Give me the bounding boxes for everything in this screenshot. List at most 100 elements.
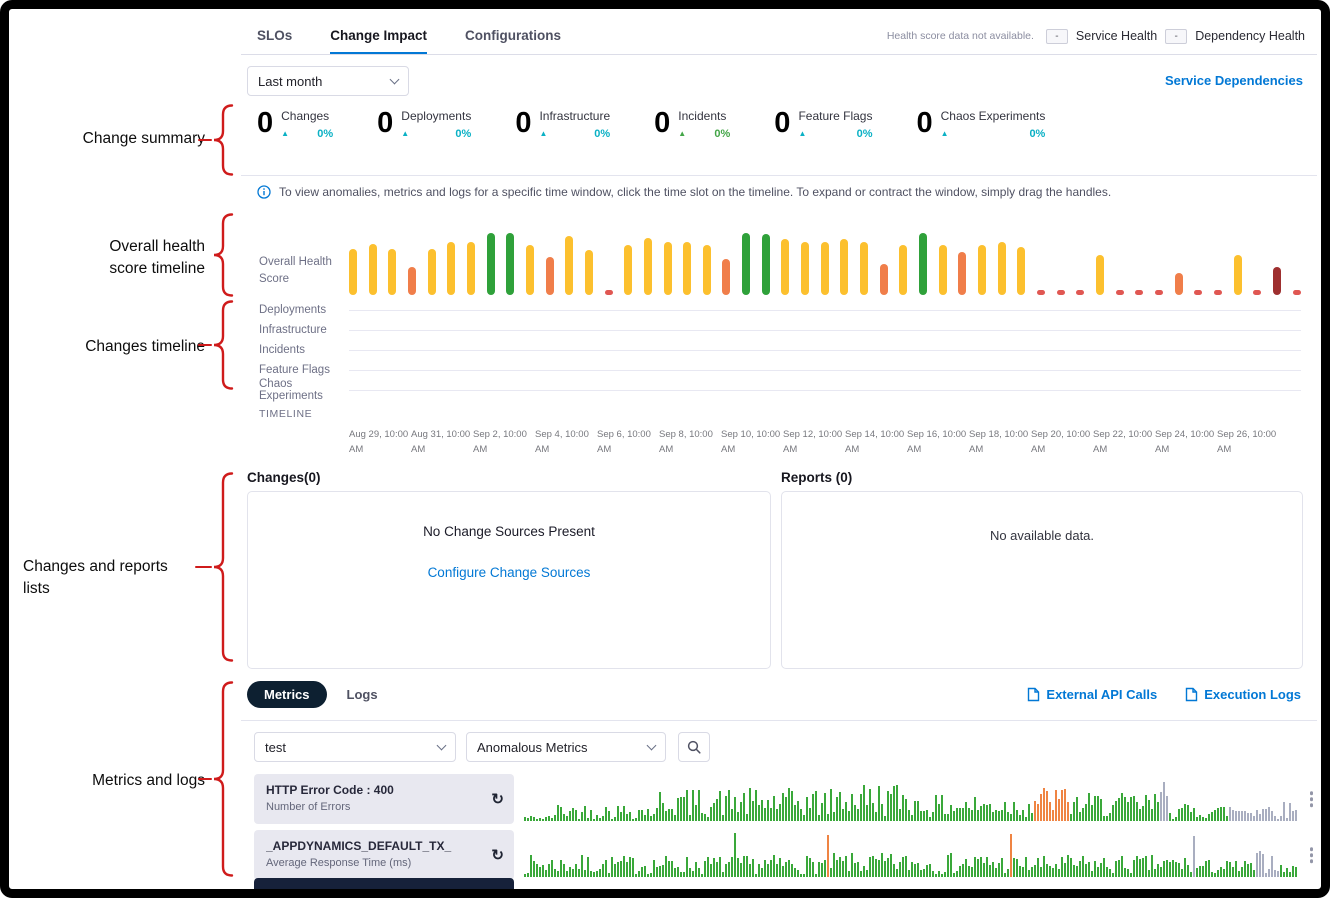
- external-api-calls-link[interactable]: External API Calls: [1027, 687, 1157, 702]
- spark-bar: [1076, 797, 1078, 821]
- more-menu-icon[interactable]: [1307, 788, 1317, 810]
- summary-value: 0: [654, 107, 671, 139]
- health-score-bar[interactable]: [486, 233, 495, 295]
- spark-bar: [1175, 817, 1177, 821]
- health-score-bar[interactable]: [919, 233, 928, 295]
- health-score-bar[interactable]: [604, 290, 613, 295]
- execution-logs-link[interactable]: Execution Logs: [1185, 687, 1301, 702]
- health-score-bar[interactable]: [349, 248, 357, 295]
- health-score-bar[interactable]: [761, 234, 770, 295]
- health-score-bar[interactable]: [840, 239, 849, 295]
- health-score-bar[interactable]: [801, 242, 810, 295]
- health-score-bar[interactable]: [958, 251, 967, 295]
- health-score-bar[interactable]: [1017, 246, 1026, 295]
- health-score-bar[interactable]: [663, 242, 672, 295]
- health-score-bar[interactable]: [702, 245, 711, 295]
- health-score-bar[interactable]: [525, 245, 534, 295]
- spark-bar: [1286, 817, 1288, 821]
- health-score-bar[interactable]: [1253, 290, 1262, 295]
- health-score-bar[interactable]: [1095, 254, 1104, 295]
- health-score-bar[interactable]: [978, 245, 986, 295]
- health-score-bar[interactable]: [427, 248, 436, 295]
- tab-metrics[interactable]: Metrics: [247, 681, 327, 708]
- tab-change-impact[interactable]: Change Impact: [330, 18, 428, 54]
- health-score-bar[interactable]: [899, 245, 908, 295]
- health-score-bar[interactable]: [466, 242, 475, 295]
- spark-bar: [689, 868, 691, 877]
- health-score-bar[interactable]: [1272, 267, 1281, 295]
- summary-label: Changes: [281, 109, 330, 123]
- health-score-bar[interactable]: [1076, 290, 1085, 295]
- health-score-bar[interactable]: [1135, 290, 1144, 295]
- health-score-bar[interactable]: [742, 233, 751, 295]
- health-score-bar[interactable]: [1154, 290, 1163, 295]
- health-score-bar[interactable]: [683, 242, 692, 295]
- spark-bar: [824, 860, 826, 877]
- spark-bar: [848, 871, 850, 877]
- summary-value: 0: [257, 107, 274, 139]
- health-score-bar[interactable]: [820, 242, 829, 295]
- health-score-bar[interactable]: [781, 239, 790, 295]
- health-score-bar[interactable]: [624, 245, 633, 295]
- spark-bar: [914, 801, 916, 821]
- tab-configurations[interactable]: Configurations: [465, 27, 562, 43]
- refresh-icon[interactable]: ↻: [491, 791, 504, 808]
- spark-bar: [917, 863, 919, 877]
- health-score-bar[interactable]: [506, 233, 515, 295]
- tab-logs[interactable]: Logs: [346, 687, 378, 702]
- health-score-bar[interactable]: [938, 245, 947, 295]
- health-score-bar[interactable]: [1233, 254, 1242, 295]
- service-dependencies-link[interactable]: Service Dependencies: [1164, 73, 1303, 88]
- spark-bar: [1028, 804, 1030, 821]
- spark-bar: [743, 855, 745, 877]
- configure-change-sources-link[interactable]: Configure Change Sources: [427, 565, 591, 580]
- spark-bar: [1133, 860, 1135, 877]
- time-range-select[interactable]: Last month: [247, 66, 409, 96]
- metric-row-http-error-code-400[interactable]: HTTP Error Code : 400 Number of Errors ↻: [254, 774, 1317, 824]
- more-menu-icon[interactable]: [1307, 844, 1317, 866]
- spark-bar: [812, 794, 814, 821]
- search-button[interactable]: [678, 732, 710, 762]
- spark-bar: [1169, 813, 1171, 821]
- annotation-change-summary: Change summary: [82, 130, 205, 147]
- health-score-bar[interactable]: [879, 264, 888, 295]
- health-score-bar[interactable]: [1174, 273, 1183, 295]
- health-score-bar[interactable]: [1292, 290, 1301, 295]
- health-score-bar[interactable]: [1036, 290, 1045, 295]
- spark-bar: [1088, 792, 1090, 821]
- health-score-bar[interactable]: [1194, 290, 1203, 295]
- health-score-bar[interactable]: [565, 236, 574, 295]
- health-score-bar[interactable]: [1115, 290, 1124, 295]
- spark-bar: [704, 814, 706, 821]
- spark-bar: [650, 872, 652, 877]
- metric-row-appdynamics-default-tx[interactable]: _APPDYNAMICS_DEFAULT_TX_ Average Response…: [254, 830, 1317, 880]
- spark-bar: [602, 816, 604, 821]
- health-score-bar[interactable]: [643, 237, 652, 295]
- spark-bar: [569, 867, 571, 877]
- spark-bar: [1016, 810, 1018, 821]
- summary-label: Chaos Experiments: [940, 109, 1046, 123]
- health-score-bar[interactable]: [997, 242, 1006, 295]
- health-score-bar[interactable]: [584, 250, 593, 295]
- refresh-icon[interactable]: ↻: [491, 847, 504, 864]
- health-score-bar[interactable]: [1213, 290, 1222, 295]
- health-score-bar[interactable]: [388, 248, 397, 295]
- tab-slos[interactable]: SLOs: [257, 27, 293, 43]
- spark-bar: [719, 790, 721, 821]
- health-score-bar[interactable]: [1056, 290, 1065, 295]
- health-score-bar[interactable]: [407, 267, 416, 295]
- health-score-bar[interactable]: [447, 242, 456, 295]
- spark-bar: [806, 796, 808, 821]
- metric-row-partial[interactable]: [254, 878, 514, 889]
- health-score-bar[interactable]: [722, 259, 731, 295]
- spark-bar: [626, 814, 628, 821]
- spark-bar: [1253, 869, 1255, 877]
- health-score-bar[interactable]: [545, 256, 554, 295]
- health-score-bar[interactable]: [368, 244, 377, 295]
- health-score-summary: Health score data not available. - Servi…: [887, 18, 1317, 54]
- metric-type-select[interactable]: Anomalous Metrics: [466, 732, 666, 762]
- timeline-row-feature-flags: Feature Flags: [259, 360, 1301, 380]
- service-filter-select[interactable]: test: [254, 732, 456, 762]
- health-score-bar[interactable]: [860, 242, 869, 295]
- summary-item-changes: 0 Changes ▲ 0%: [257, 108, 333, 140]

• • • • • • •

Given request: Reproduce verbatim the lines of the records, from the line containing "- external-api-calls-link[interactable]: External" through the line containing "- health-score-bar[interactable]: [604, 290, 613, 295]", including both of those lines.

Output below:
- external-api-calls-link[interactable]: External API Calls: [1027, 687, 1157, 702]
- spark-bar: [1076, 797, 1078, 821]
- more-menu-icon[interactable]: [1307, 788, 1317, 810]
- summary-value: 0: [654, 107, 671, 139]
- health-score-bar[interactable]: [486, 233, 495, 295]
- spark-bar: [1175, 817, 1177, 821]
- health-score-bar[interactable]: [919, 233, 928, 295]
- health-score-bar[interactable]: [604, 290, 613, 295]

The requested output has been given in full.